What is being asked:
Reproduce every record exactly as it appears, but not the pictures.

Data for the task:
-- START --

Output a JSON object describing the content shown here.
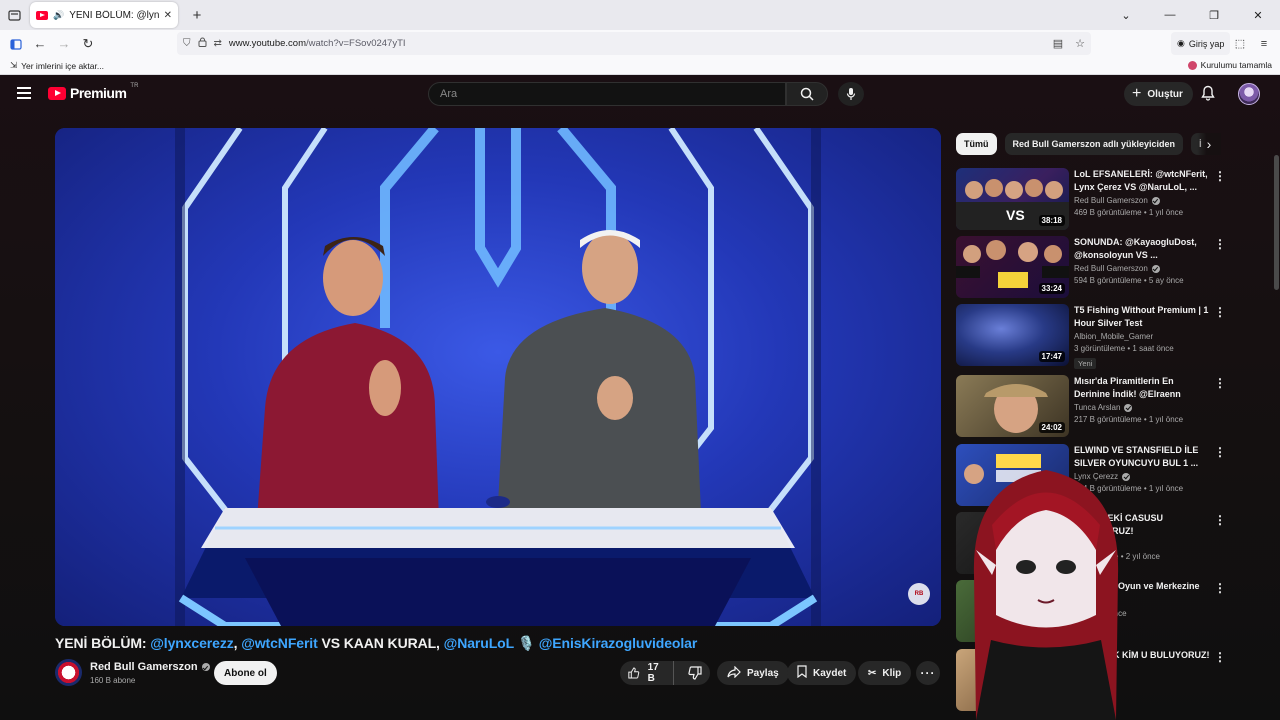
{
  "browser": {
    "tab_title": "YENİ BÖLÜM: @lynxcerezz,",
    "url_prefix": "www.youtube.com",
    "url_path": "/watch?v=FSov0247yTI",
    "login_label": "Giriş yap",
    "bookmarks_import": "Yer imlerini içe aktar...",
    "setup_label": "Kurulumu tamamla"
  },
  "youtube": {
    "logo_word": "Premium",
    "logo_country": "TR",
    "search_placeholder": "Ara",
    "create_label": "Oluştur"
  },
  "video": {
    "title_parts": {
      "p1": "YENİ BÖLÜM: ",
      "m1": "@lynxcerezz",
      "c1": ", ",
      "m2": "@wtcNFerit",
      "p2": " VS KAAN KURAL, ",
      "m3": "@NaruLoL",
      "p3": " 🎙️ ",
      "m4": "@EnisKirazogluvideolar"
    },
    "channel": "Red Bull Gamerszon",
    "subscribers": "160 B abone",
    "subscribe_label": "Abone ol",
    "likes": "17 B",
    "share_label": "Paylaş",
    "save_label": "Kaydet",
    "clip_label": "Klip"
  },
  "sidebar": {
    "chips": [
      "Tümü",
      "Red Bull Gamerszon adlı yükleyiciden",
      "İ"
    ],
    "items": [
      {
        "title": "LoL EFSANELERİ: @wtcNFerit, Lynx Çerez VS @NaruLoL, ...",
        "channel": "Red Bull Gamerszon",
        "verified": true,
        "meta": "469 B görüntüleme • 1 yıl önce",
        "duration": "38:18"
      },
      {
        "title": "SONUNDA: @KayaogluDost, @konsoloyun VS ...",
        "channel": "Red Bull Gamerszon",
        "verified": true,
        "meta": "594 B görüntüleme • 5 ay önce",
        "duration": "33:24"
      },
      {
        "title": "T5 Fishing Without Premium | 1 Hour Silver Test",
        "channel": "Albion_Mobile_Gamer",
        "verified": false,
        "meta": "3 görüntüleme • 1 saat önce",
        "duration": "17:47",
        "badge": "Yeni"
      },
      {
        "title": "Mısır'da Piramitlerin En Derinine İndik! @Elraenn @Batuhan ...",
        "channel": "Tunca Arslan",
        "verified": true,
        "meta": "217 B görüntüleme • 1 yıl önce",
        "duration": "24:02"
      },
      {
        "title": "ELWIND VE STANSFIELD İLE SILVER OYUNCUYU BUL 1 ...",
        "channel": "Lynx Çerezz",
        "verified": true,
        "meta": "174 B görüntüleme • 1 yıl önce",
        "duration": ""
      },
      {
        "title": "İÇİMİZDEKİ CASUSU BULUYORUZ!",
        "channel": "Player",
        "verified": true,
        "meta": "görüntüleme • 2 yıl önce",
        "duration": ""
      },
      {
        "title": "En Büyük Oyun ve Merkezine Gittim! 🇯🇵",
        "channel": "",
        "verified": false,
        "meta": "me • 1 yıl önce",
        "duration": ""
      },
      {
        "title": "SORARAK KİM U BULUYORUZ!",
        "channel": "",
        "verified": false,
        "meta": "",
        "duration": ""
      }
    ]
  },
  "colors": {
    "accent": "#ff0033",
    "mention": "#3ea6ff",
    "yt_bg": "#0f0f0f"
  }
}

-- END --

Exercise response:
Output a JSON object describing the content shown here.
{
  "browser": {
    "tab_title": "YENİ BÖLÜM: @lynxcerezz,",
    "url_prefix": "www.youtube.com",
    "url_path": "/watch?v=FSov0247yTI",
    "login_label": "Giriş yap",
    "bookmarks_import": "Yer imlerini içe aktar...",
    "setup_label": "Kurulumu tamamla"
  },
  "youtube": {
    "logo_word": "Premium",
    "logo_country": "TR",
    "search_placeholder": "Ara",
    "create_label": "Oluştur"
  },
  "video": {
    "title_parts": {
      "p1": "YENİ BÖLÜM: ",
      "m1": "@lynxcerezz",
      "c1": ", ",
      "m2": "@wtcNFerit",
      "p2": " VS KAAN KURAL, ",
      "m3": "@NaruLoL",
      "p3": " 🎙️ ",
      "m4": "@EnisKirazogluvideolar"
    },
    "channel": "Red Bull Gamerszon",
    "subscribers": "160 B abone",
    "subscribe_label": "Abone ol",
    "likes": "17 B",
    "share_label": "Paylaş",
    "save_label": "Kaydet",
    "clip_label": "Klip"
  },
  "sidebar": {
    "chips": [
      "Tümü",
      "Red Bull Gamerszon adlı yükleyiciden",
      "İ"
    ],
    "items": [
      {
        "title": "LoL EFSANELERİ: @wtcNFerit, Lynx Çerez VS @NaruLoL, ...",
        "channel": "Red Bull Gamerszon",
        "verified": true,
        "meta": "469 B görüntüleme • 1 yıl önce",
        "duration": "38:18"
      },
      {
        "title": "SONUNDA: @KayaogluDost, @konsoloyun VS ...",
        "channel": "Red Bull Gamerszon",
        "verified": true,
        "meta": "594 B görüntüleme • 5 ay önce",
        "duration": "33:24"
      },
      {
        "title": "T5 Fishing Without Premium | 1 Hour Silver Test",
        "channel": "Albion_Mobile_Gamer",
        "verified": false,
        "meta": "3 görüntüleme • 1 saat önce",
        "duration": "17:47",
        "badge": "Yeni"
      },
      {
        "title": "Mısır'da Piramitlerin En Derinine İndik! @Elraenn @Batuhan ...",
        "channel": "Tunca Arslan",
        "verified": true,
        "meta": "217 B görüntüleme • 1 yıl önce",
        "duration": "24:02"
      },
      {
        "title": "ELWIND VE STANSFIELD İLE SILVER OYUNCUYU BUL 1 ...",
        "channel": "Lynx Çerezz",
        "verified": true,
        "meta": "174 B görüntüleme • 1 yıl önce",
        "duration": ""
      },
      {
        "title": "İÇİMİZDEKİ CASUSU BULUYORUZ!",
        "channel": "Player",
        "verified": true,
        "meta": "görüntüleme • 2 yıl önce",
        "duration": ""
      },
      {
        "title": "En Büyük Oyun ve Merkezine Gittim! 🇯🇵",
        "channel": "",
        "verified": false,
        "meta": "me • 1 yıl önce",
        "duration": ""
      },
      {
        "title": "SORARAK KİM U BULUYORUZ!",
        "channel": "",
        "verified": false,
        "meta": "",
        "duration": ""
      }
    ]
  },
  "colors": {
    "accent": "#ff0033",
    "mention": "#3ea6ff",
    "yt_bg": "#0f0f0f"
  }
}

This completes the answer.